**Written instruction**
Copy each line below in which the string "trop" occurs.

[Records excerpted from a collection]
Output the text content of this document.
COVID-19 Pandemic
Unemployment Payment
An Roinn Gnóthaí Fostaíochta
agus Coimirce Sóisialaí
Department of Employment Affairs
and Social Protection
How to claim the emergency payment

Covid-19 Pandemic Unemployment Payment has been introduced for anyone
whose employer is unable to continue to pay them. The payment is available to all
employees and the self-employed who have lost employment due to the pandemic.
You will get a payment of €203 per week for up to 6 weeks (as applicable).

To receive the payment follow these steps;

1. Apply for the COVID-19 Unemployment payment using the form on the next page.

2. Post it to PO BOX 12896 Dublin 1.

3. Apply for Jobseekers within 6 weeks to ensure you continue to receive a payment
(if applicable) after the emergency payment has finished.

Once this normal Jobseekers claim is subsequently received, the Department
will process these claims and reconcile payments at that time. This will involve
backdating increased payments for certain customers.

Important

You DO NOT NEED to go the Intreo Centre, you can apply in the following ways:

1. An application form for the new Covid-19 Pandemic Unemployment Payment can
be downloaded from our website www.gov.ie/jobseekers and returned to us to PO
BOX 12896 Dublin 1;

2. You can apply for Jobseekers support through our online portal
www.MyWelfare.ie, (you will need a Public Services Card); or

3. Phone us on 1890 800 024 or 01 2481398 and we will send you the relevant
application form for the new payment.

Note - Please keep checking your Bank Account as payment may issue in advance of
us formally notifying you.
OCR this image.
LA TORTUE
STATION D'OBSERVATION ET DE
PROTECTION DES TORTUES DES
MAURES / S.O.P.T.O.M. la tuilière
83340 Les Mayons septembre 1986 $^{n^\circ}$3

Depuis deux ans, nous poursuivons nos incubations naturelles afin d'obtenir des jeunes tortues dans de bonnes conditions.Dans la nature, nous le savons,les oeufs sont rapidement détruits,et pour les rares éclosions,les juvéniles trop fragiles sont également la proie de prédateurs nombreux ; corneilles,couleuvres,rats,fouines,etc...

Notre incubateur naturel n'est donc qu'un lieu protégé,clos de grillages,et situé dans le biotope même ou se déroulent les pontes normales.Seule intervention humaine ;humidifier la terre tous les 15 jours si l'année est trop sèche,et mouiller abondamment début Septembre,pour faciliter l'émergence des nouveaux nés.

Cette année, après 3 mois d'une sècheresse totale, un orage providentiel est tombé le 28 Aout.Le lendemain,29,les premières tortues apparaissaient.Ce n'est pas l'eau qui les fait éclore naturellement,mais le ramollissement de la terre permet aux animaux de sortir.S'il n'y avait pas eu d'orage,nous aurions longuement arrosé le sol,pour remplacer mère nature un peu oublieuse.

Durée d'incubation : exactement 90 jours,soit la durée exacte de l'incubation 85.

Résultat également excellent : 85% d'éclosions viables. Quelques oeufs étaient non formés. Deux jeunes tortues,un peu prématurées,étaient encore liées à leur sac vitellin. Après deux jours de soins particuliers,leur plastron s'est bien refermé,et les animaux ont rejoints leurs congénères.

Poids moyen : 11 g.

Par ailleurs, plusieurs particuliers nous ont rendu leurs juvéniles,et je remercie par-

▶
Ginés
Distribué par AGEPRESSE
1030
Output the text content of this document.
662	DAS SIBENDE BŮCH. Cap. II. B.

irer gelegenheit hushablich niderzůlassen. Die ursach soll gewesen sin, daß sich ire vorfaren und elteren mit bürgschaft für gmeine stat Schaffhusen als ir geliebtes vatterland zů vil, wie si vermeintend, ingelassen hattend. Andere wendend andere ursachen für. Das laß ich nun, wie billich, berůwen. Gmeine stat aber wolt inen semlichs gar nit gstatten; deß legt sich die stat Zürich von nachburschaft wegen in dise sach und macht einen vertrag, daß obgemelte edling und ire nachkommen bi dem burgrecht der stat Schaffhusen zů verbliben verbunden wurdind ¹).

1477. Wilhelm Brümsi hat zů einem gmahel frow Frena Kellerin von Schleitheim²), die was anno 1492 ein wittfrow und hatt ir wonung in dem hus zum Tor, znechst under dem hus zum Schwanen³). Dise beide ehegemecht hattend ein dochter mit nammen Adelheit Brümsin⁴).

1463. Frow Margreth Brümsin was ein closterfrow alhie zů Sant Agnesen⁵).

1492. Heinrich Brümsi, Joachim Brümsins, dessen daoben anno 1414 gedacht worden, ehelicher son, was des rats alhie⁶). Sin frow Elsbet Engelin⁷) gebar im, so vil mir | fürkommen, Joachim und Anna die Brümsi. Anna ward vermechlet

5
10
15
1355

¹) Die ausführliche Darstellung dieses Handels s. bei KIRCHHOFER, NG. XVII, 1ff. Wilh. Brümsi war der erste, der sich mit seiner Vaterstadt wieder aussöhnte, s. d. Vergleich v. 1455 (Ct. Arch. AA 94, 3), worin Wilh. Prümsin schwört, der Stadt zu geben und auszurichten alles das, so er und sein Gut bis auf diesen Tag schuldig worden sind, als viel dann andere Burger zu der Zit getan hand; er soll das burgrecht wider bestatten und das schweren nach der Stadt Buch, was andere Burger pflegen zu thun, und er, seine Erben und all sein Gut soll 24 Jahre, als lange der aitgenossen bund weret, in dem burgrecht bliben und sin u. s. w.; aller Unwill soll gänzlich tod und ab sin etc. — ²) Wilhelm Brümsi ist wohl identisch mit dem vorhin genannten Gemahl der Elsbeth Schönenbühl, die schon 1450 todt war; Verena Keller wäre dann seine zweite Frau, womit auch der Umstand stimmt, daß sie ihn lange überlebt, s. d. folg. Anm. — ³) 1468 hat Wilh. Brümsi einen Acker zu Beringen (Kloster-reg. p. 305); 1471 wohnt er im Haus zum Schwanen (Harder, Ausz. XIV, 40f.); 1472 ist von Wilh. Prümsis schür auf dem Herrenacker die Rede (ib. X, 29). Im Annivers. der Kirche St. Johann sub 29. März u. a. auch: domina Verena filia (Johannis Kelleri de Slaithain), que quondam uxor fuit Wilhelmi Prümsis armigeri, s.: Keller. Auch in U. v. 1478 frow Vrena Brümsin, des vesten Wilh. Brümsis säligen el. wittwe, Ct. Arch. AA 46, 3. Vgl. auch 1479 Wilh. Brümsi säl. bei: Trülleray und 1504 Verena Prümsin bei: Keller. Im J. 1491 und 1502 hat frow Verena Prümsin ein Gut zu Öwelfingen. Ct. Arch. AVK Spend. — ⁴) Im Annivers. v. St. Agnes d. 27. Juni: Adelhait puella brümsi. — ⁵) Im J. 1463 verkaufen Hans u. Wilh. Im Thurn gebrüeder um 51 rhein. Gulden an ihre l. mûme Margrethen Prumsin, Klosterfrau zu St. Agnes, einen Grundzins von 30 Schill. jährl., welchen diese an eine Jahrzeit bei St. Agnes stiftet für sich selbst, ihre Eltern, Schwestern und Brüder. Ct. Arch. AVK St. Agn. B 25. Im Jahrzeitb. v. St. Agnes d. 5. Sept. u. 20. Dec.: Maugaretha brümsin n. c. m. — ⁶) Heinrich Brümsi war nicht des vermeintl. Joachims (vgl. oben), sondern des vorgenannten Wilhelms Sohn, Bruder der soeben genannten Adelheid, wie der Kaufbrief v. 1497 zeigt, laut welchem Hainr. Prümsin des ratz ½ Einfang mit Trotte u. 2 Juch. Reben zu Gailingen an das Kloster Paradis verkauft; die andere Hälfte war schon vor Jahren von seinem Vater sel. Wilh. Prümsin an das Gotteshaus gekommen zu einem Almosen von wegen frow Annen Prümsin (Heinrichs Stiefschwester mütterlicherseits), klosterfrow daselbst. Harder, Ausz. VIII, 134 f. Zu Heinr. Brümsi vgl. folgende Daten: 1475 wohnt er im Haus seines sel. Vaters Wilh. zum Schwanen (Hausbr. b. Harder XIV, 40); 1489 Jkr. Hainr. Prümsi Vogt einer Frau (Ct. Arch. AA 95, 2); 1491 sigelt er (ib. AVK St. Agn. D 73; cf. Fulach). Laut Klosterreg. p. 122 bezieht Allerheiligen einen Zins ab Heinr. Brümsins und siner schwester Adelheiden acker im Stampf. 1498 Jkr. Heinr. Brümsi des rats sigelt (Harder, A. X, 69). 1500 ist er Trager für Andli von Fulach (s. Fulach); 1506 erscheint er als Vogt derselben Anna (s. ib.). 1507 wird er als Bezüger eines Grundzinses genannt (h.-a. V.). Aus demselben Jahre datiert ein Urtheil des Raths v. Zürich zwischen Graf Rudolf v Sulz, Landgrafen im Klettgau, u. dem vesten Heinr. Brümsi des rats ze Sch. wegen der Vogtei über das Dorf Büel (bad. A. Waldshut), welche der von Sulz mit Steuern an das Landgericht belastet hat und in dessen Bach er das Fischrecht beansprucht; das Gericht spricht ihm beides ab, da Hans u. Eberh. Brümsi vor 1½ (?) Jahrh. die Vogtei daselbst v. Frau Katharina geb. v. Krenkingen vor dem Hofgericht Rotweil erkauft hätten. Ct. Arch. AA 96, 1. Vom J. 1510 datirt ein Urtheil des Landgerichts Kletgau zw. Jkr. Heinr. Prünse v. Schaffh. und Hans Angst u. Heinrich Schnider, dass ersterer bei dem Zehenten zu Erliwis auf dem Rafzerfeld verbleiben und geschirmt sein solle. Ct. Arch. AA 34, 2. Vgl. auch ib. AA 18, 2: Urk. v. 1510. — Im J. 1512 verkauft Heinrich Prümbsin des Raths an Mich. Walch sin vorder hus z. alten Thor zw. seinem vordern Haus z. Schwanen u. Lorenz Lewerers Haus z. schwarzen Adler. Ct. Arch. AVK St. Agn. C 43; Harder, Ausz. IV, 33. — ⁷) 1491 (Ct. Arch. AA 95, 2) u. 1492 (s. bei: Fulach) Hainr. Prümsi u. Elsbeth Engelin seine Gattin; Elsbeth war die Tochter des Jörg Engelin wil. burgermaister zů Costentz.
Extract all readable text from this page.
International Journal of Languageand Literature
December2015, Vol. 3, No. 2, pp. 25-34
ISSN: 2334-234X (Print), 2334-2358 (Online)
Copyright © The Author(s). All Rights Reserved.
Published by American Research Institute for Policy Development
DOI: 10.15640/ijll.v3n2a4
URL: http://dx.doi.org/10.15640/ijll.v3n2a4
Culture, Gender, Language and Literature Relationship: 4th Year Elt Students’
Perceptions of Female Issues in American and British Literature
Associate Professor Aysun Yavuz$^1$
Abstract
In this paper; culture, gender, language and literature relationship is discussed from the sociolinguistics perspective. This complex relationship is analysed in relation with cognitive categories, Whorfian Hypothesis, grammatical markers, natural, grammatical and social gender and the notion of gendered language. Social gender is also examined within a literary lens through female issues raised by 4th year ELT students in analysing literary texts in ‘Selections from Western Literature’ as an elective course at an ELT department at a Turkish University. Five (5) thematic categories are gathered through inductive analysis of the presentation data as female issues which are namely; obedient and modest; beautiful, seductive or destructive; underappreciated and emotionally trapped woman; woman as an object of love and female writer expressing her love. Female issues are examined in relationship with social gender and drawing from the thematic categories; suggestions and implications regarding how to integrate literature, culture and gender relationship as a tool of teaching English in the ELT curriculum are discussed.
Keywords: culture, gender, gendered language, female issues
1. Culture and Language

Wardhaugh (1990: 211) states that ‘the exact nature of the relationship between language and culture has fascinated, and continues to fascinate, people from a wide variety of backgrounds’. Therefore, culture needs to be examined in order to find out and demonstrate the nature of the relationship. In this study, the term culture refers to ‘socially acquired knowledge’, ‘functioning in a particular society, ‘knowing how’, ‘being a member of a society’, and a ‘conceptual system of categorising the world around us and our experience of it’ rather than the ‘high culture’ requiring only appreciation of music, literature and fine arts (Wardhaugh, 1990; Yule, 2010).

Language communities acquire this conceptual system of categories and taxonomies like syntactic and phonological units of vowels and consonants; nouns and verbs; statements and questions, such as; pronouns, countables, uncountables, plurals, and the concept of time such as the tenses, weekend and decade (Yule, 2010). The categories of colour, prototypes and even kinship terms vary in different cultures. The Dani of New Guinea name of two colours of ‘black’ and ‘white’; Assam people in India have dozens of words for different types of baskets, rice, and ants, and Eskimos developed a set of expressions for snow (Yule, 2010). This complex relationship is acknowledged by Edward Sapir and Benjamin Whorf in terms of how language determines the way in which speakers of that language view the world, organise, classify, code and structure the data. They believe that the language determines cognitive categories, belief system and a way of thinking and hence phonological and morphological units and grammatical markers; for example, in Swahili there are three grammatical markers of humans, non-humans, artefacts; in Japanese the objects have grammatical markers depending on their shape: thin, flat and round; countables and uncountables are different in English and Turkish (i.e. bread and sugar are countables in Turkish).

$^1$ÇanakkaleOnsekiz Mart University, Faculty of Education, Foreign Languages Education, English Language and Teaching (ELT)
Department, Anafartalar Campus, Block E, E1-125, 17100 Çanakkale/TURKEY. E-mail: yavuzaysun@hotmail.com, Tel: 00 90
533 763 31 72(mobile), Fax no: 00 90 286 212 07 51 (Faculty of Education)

**The answer**
Depuis deux ans, nous poursuivons nos incubations naturelles afin d'obtenir des jeunes tortues dans de bonnes conditions.Dans la nature, nous le savons,les oeufs sont rapidement détruits,et pour les rares éclosions,les juvéniles trop fragiles sont également la proie de prédateurs nombreux ; corneilles,couleuvres,rats,fouines,etc...
Notre incubateur naturel n'est donc qu'un lieu protégé,clos de grillages,et situé dans le biotope même ou se déroulent les pontes normales.Seule intervention humaine ;humidifier la terre tous les 15 jours si l'année est trop sèche,et mouiller abondamment début Septembre,pour faciliter l'émergence des nouveaux nés.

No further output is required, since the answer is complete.